▶ _Exercise objective_
Only a number is expected here: the count of lines in this data where "Park" occurs.

▶ _Entries provided_
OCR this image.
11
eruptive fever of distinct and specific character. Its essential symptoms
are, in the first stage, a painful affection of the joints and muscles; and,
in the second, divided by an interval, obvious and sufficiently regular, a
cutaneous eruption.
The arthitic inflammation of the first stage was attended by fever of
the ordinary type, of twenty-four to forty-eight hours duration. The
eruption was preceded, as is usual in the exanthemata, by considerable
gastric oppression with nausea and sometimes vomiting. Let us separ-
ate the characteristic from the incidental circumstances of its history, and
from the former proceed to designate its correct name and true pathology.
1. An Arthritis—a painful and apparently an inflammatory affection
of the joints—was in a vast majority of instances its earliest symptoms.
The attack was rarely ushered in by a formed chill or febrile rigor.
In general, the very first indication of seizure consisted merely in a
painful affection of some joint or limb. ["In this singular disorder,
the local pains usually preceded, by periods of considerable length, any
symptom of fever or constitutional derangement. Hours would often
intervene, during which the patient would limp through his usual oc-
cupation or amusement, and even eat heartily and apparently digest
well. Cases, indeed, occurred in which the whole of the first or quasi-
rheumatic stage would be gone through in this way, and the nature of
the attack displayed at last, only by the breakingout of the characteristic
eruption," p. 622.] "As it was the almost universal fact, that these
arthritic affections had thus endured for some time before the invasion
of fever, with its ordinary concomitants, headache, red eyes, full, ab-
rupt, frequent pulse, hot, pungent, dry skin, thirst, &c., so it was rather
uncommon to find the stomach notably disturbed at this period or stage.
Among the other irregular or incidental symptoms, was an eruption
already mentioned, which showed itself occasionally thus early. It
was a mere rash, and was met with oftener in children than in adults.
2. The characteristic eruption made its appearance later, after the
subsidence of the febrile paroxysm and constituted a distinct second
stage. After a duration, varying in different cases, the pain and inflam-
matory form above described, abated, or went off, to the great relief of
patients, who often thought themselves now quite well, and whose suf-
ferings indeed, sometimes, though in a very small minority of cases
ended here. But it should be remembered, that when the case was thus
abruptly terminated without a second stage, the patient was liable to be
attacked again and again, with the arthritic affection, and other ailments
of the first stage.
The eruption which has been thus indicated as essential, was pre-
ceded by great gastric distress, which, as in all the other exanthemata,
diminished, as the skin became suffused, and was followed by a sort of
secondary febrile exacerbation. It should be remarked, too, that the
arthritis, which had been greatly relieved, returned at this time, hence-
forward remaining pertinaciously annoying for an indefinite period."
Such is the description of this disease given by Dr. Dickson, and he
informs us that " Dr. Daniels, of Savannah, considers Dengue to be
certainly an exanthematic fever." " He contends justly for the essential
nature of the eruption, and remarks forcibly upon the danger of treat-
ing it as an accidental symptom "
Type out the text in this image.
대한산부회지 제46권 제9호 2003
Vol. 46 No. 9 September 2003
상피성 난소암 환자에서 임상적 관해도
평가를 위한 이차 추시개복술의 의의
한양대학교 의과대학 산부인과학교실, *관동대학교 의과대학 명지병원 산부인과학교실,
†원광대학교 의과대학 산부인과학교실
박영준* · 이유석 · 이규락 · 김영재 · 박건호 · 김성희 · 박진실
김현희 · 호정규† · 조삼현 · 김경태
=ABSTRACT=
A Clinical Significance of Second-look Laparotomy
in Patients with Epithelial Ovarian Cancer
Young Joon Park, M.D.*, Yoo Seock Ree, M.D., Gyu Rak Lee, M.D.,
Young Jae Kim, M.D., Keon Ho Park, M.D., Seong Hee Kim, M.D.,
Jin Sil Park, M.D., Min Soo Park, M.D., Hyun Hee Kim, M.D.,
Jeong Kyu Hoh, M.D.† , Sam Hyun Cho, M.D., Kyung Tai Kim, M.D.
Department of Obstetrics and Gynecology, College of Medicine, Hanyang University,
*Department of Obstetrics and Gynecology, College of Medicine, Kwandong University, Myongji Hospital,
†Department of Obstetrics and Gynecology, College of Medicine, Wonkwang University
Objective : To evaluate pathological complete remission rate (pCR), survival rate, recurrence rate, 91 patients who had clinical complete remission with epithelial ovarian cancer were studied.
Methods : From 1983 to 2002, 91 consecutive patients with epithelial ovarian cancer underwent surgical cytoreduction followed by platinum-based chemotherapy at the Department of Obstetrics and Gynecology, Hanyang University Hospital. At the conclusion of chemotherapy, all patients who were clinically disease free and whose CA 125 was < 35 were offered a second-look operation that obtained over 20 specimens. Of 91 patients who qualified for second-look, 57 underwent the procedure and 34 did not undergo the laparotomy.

▶ _Answer area_
3